### Selection
Actions taken today by the Metro Board of Directors

You can also download or print a pdf of the agenda from this link.

I’ll update this post as the meeting continues.

•The Board Approved the final environmental study for the Airport Metro Connector 96th Street Station, which will serve the Crenshaw/LAX Line, Green Line, many bus lines and serve as a dropoff point for private vehicles. The station will be the transfer point to the automated people mover that Los Angeles International Airport will build; the people mover will include three stations serving LAX terminals. Here’s a map that shows how it will all come together:

•The Board approved increasing the budget of the Regional Connector project by $199 million to a total of $1.751 billion. Staff reports.

•The Board approved a motion by Inglewood Mayor James T. Butts asking Metro staff to provide a report on building a grade separation for the future Crenshaw/LAX Line crossing of Centinela Avenue in Inglewood. As Butts explained, the new NFL stadium — which will be home to two teams — and the Forum will greatly increase traffic on Centinela, as well as residential and commercial development that he said will be three times the size of Century City.

The motion asks for a staff report next month that shows how a grade separation could be built without impacting the planned Oct. 2019 of the Crenshaw/LAX Line along with cost estimates for building it before the line opens versus after. The motion also calls for a list of potential funding sources as well as any environmental studies that would be needed. The motion was seconded by Supervisor Mark Ridley-Thomas.

•The Board by a vote of 8 to 0 with one conflict (Kathryn Barger) to approve a $1.376.5-billion contract with Tutor Perini/O&G to build the second phase of the Purple Line Extension between Wilshire/La Cienega Station and Century City Station. Staff reports and blog post.

•Items on the consent calendar were approved by the Board. That includes a motion calling for further study of potential Red/Purple Line street level stations in the Arts District. See this post for more about that.

### Records of labeled boxes
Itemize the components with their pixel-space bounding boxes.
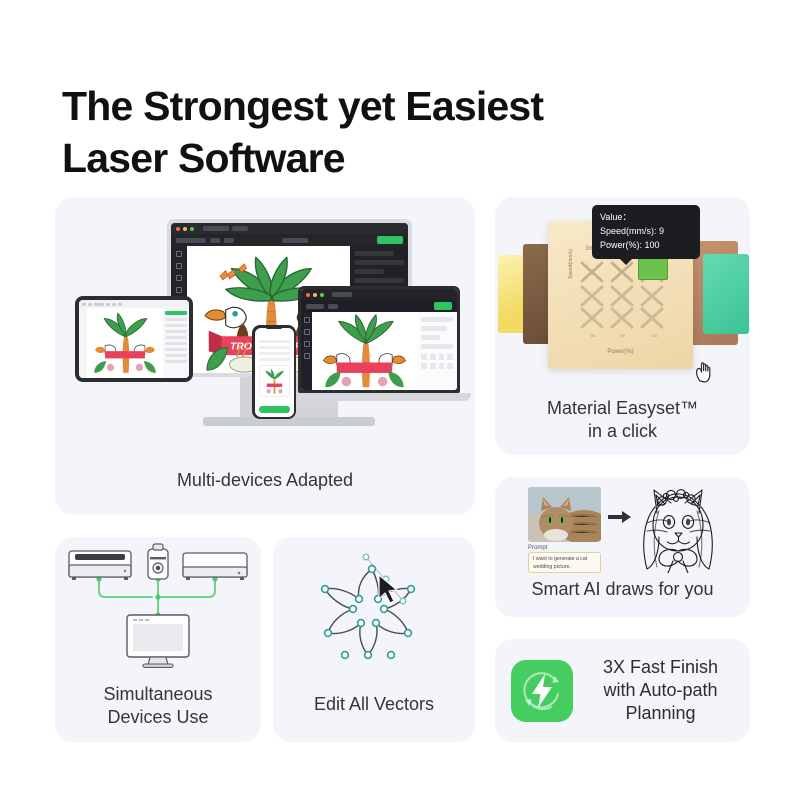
vector-anchor (405, 630, 412, 637)
tablet-toolbar[interactable] (79, 300, 189, 308)
phone-preview (259, 365, 290, 397)
toolbar-item[interactable] (306, 304, 324, 309)
laptop-base (287, 393, 471, 401)
tooltip-power: Power(%): 100 (600, 239, 692, 253)
card-edit-vectors[interactable]: Edit All Vectors (273, 537, 475, 742)
vector-anchor (373, 620, 380, 627)
close-icon[interactable] (306, 293, 310, 297)
page-title: The Strongest yet Easiest Laser Software (62, 81, 762, 184)
panel-row (354, 269, 384, 274)
vector-anchor (365, 652, 372, 659)
toolbar[interactable] (171, 234, 408, 246)
x-tick: 90 (621, 333, 625, 338)
card-label-material-line-2: in a click (495, 420, 750, 443)
phone-primary-button[interactable] (259, 406, 290, 413)
vector-illustration (273, 537, 475, 677)
multi-device-illustration: TROPICAL LIFE (55, 197, 475, 455)
toolbar-item[interactable] (210, 238, 220, 243)
vector-anchor (325, 630, 332, 637)
card-smart-ai[interactable]: Prompt I want to generate a cat wedding … (495, 477, 750, 617)
tropical-artwork-small (312, 312, 417, 390)
material-swatch-green (703, 254, 749, 334)
panel-accent-row (165, 311, 187, 315)
vector-anchor (369, 566, 376, 573)
laptop-toolbar[interactable] (301, 300, 457, 312)
fast-finish-line-1: 3X Fast Finish (587, 656, 734, 679)
primary-action-button[interactable] (377, 236, 403, 244)
phone-list-item[interactable] (259, 346, 290, 349)
phone-list-item[interactable] (259, 352, 290, 355)
laptop-titlebar (301, 289, 457, 300)
vector-anchor (342, 652, 349, 659)
titlebar-chip (332, 292, 352, 297)
tablet-canvas[interactable] (87, 308, 163, 378)
fast-finish-line-3: Planning (587, 702, 734, 725)
card-label-simultaneous-line-2: Devices Use (55, 706, 261, 729)
phone-device (252, 325, 296, 419)
phone-list-item[interactable] (259, 358, 290, 361)
arrow-right-icon (608, 510, 632, 524)
device-laser-engraver (69, 551, 131, 580)
maximize-icon[interactable] (320, 293, 324, 297)
vector-anchor (350, 606, 357, 613)
hand-cursor-icon (695, 361, 713, 383)
panel-row (354, 260, 404, 265)
phone-app-window (255, 328, 294, 417)
tropical-artwork-tiny (260, 366, 289, 396)
device-flatbed-laser (183, 553, 247, 580)
card-label-simultaneous: Simultaneous Devices Use (55, 683, 261, 730)
vector-anchor (408, 586, 415, 593)
page-root: The Strongest yet Easiest Laser Software (0, 0, 800, 800)
prompt-input[interactable]: I want to generate a cat wedding picture… (528, 552, 601, 573)
speed-badge (511, 660, 573, 722)
settings-tooltip: Value： Speed(mm/s): 9 Power(%): 100 (592, 205, 700, 259)
vector-anchor (356, 596, 363, 603)
vector-control-point (363, 554, 369, 560)
laptop-tool-rail[interactable] (301, 312, 312, 390)
toolbar-item[interactable] (176, 238, 206, 243)
laptop-properties-panel[interactable] (417, 312, 457, 390)
tablet-device (75, 296, 193, 382)
card-fast-finish[interactable]: 3X Fast Finish with Auto-path Planning (495, 639, 750, 742)
page-title-line-1: The Strongest yet Easiest (62, 81, 762, 132)
phone-notch (266, 326, 282, 329)
x-tick: 80 (591, 333, 595, 338)
fast-finish-text: 3X Fast Finish with Auto-path Planning (587, 656, 734, 725)
titlebar-chip (203, 226, 229, 231)
shape-tool-icon[interactable] (304, 341, 310, 347)
card-label-material: Material Easyset™ in a click (495, 397, 750, 444)
select-tool-icon[interactable] (304, 317, 310, 323)
pen-tool-icon[interactable] (304, 329, 310, 335)
maximize-icon[interactable] (190, 227, 194, 231)
fast-finish-line-2: with Auto-path (587, 679, 734, 702)
x-tick: 100 (651, 333, 658, 338)
page-title-line-2: Laser Software (62, 133, 762, 184)
vector-anchor (358, 620, 365, 627)
toolbar-item[interactable] (94, 303, 104, 306)
ai-generated-cat-line-art (635, 481, 721, 573)
toolbar-item[interactable] (112, 303, 116, 306)
device-handheld-module (148, 544, 168, 579)
ai-illustration: Prompt I want to generate a cat wedding … (495, 477, 750, 572)
laptop-device (298, 286, 460, 393)
panel-row (354, 251, 394, 256)
card-multi-devices[interactable]: TROPICAL LIFE (55, 197, 475, 515)
panel-row (354, 278, 404, 283)
card-material-easyset[interactable]: 3mm Basswoodplywood Speed(mm/s) (495, 197, 750, 455)
phone-list-item[interactable] (259, 340, 290, 343)
laptop-canvas[interactable] (312, 312, 417, 390)
toolbar-item[interactable] (106, 303, 110, 306)
text-tool-icon[interactable] (304, 353, 310, 359)
document-name (282, 238, 308, 243)
test-grid[interactable] (578, 259, 670, 331)
minimize-icon[interactable] (313, 293, 317, 297)
shape-tool-icon[interactable] (176, 275, 182, 281)
vector-anchor (381, 606, 388, 613)
device-computer (127, 615, 189, 667)
tooltip-speed: Speed(mm/s): 9 (600, 225, 692, 239)
close-icon[interactable] (176, 227, 180, 231)
titlebar-chip (232, 226, 248, 231)
pen-tool-icon[interactable] (176, 287, 182, 293)
toolbar-item[interactable] (82, 303, 86, 306)
vector-anchor (322, 586, 329, 593)
tropical-artwork-small (87, 308, 163, 378)
vector-anchor (388, 652, 395, 659)
card-simultaneous-devices[interactable]: Simultaneous Devices Use (55, 537, 261, 742)
toolbar-item[interactable] (328, 304, 338, 309)
tablet-app-window (79, 300, 189, 378)
toolbar-item[interactable] (88, 303, 92, 306)
prompt-label: Prompt (528, 545, 547, 551)
tablet-tool-rail[interactable] (79, 308, 87, 378)
minimize-icon[interactable] (183, 227, 187, 231)
x-axis-ticks: 80 90 100 (578, 333, 670, 338)
axis-label-speed: Speed(mm/s) (568, 249, 574, 279)
window-titlebar (171, 223, 408, 234)
card-label-simultaneous-line-1: Simultaneous (55, 683, 261, 706)
axis-label-power: Power(%) (548, 349, 693, 355)
vector-control-point (400, 598, 406, 604)
tooltip-heading: Value： (600, 211, 692, 225)
card-label-material-line-1: Material Easyset™ (495, 397, 750, 420)
primary-action-button[interactable] (434, 302, 452, 310)
source-cat-photo (528, 487, 601, 542)
card-label-edit-vectors: Edit All Vectors (273, 693, 475, 716)
card-label-multi-devices: Multi-devices Adapted (55, 469, 475, 492)
lightning-refresh-icon (511, 660, 573, 722)
toolbar-item[interactable] (118, 303, 122, 306)
selected-grid-cell[interactable] (638, 257, 668, 280)
tablet-properties-panel[interactable] (163, 308, 189, 378)
toolbar-item[interactable] (224, 238, 234, 243)
text-tool-icon[interactable] (176, 263, 182, 269)
select-tool-icon[interactable] (176, 251, 182, 257)
simultaneous-illustration (55, 537, 261, 672)
material-illustration: 3mm Basswoodplywood Speed(mm/s) (495, 197, 750, 392)
card-label-smart-ai: Smart AI draws for you (495, 578, 750, 601)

### Given instruction
Copy word for word the part of the Metro Board actions summary running from "You can also" down to "billion. Staff reports.". The listing is not required for this work.

### Full solution
You can also download or print a pdf of the agenda from this link.

I’ll update this post as the meeting continues.

•The Board Approved the final environmental study for the Airport Metro Connector 96th Street Station, which will serve the Crenshaw/LAX Line, Green Line, many bus lines and serve as a dropoff point for private vehicles. The station will be the transfer point to the automated people mover that Los Angeles International Airport will build; the people mover will include three stations serving LAX terminals. Here’s a map that shows how it will all come together:

•The Board approved increasing the budget of the Regional Connector project by $199 million to a total of $1.751 billion. Staff reports.